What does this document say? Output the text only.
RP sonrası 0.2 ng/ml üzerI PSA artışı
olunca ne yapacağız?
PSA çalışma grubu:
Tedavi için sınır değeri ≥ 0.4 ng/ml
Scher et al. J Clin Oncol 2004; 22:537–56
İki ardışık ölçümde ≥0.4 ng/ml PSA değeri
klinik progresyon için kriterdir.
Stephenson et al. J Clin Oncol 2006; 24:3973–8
□ □ □
* Task directions:
Extract all of the data above without altering anything.

* Correct result:
What does this document say? Output the text only.
RP sonrası 0.2 ng/ml üzerI PSA artışı
olunca ne yapacağız?
PSA çalışma grubu:
Tedavi için sınır değeri ≥ 0.4 ng/ml
Scher et al. J Clin Oncol 2004; 22:537–56
İki ardışık ölçümde ≥0.4 ng/ml PSA değeri
klinik progresyon için kriterdir.
Stephenson et al. J Clin Oncol 2006; 24:3973–8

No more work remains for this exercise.